● **Collected data**
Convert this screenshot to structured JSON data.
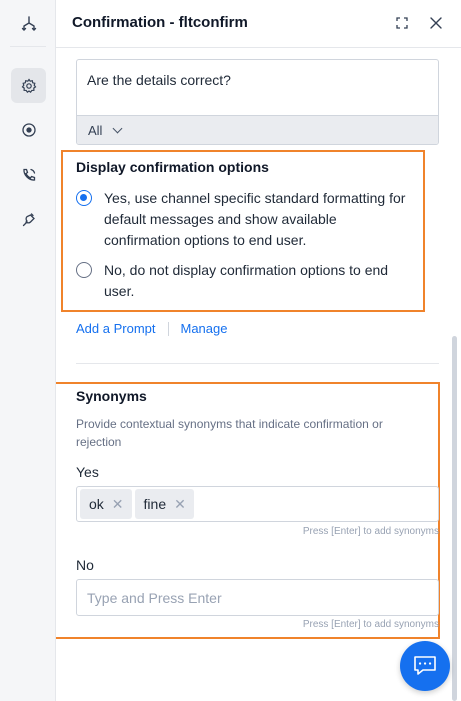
{
  "header": {
    "title": "Confirmation - fltconfirm",
    "expand_icon": "expand-icon",
    "close_icon": "close-icon"
  },
  "rail": {
    "items": [
      "flow-icon",
      "settings-icon",
      "target-icon",
      "voice-call-icon",
      "plug-icon"
    ],
    "active": "settings-icon"
  },
  "prompt": {
    "text": "Are the details correct?",
    "channel": "All"
  },
  "display_options": {
    "title": "Display confirmation options",
    "options": [
      {
        "label": "Yes, use channel specific standard formatting for default messages and show available confirmation options to end user.",
        "checked": true
      },
      {
        "label": "No, do not display confirmation options to end user.",
        "checked": false
      }
    ]
  },
  "links": {
    "add_prompt": "Add a Prompt",
    "manage": "Manage"
  },
  "synonyms": {
    "title": "Synonyms",
    "description": "Provide contextual synonyms that indicate confirmation or rejection",
    "yes": {
      "label": "Yes",
      "tags": [
        "ok",
        "fine"
      ],
      "remove": "✕",
      "hint": "Press [Enter] to add synonyms"
    },
    "no": {
      "label": "No",
      "placeholder": "Type and Press Enter",
      "hint": "Press [Enter] to add synonyms"
    }
  },
  "colors": {
    "accent": "#1570ef",
    "highlight": "#f0832b"
  }
}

● **Aim of the exercise**
From the entries, copy out each line containing the word "title".

● **Full output**
    "title": "Confirmation - fltconfirm",
    "title": "Display confirmation options",
    "title": "Synonyms",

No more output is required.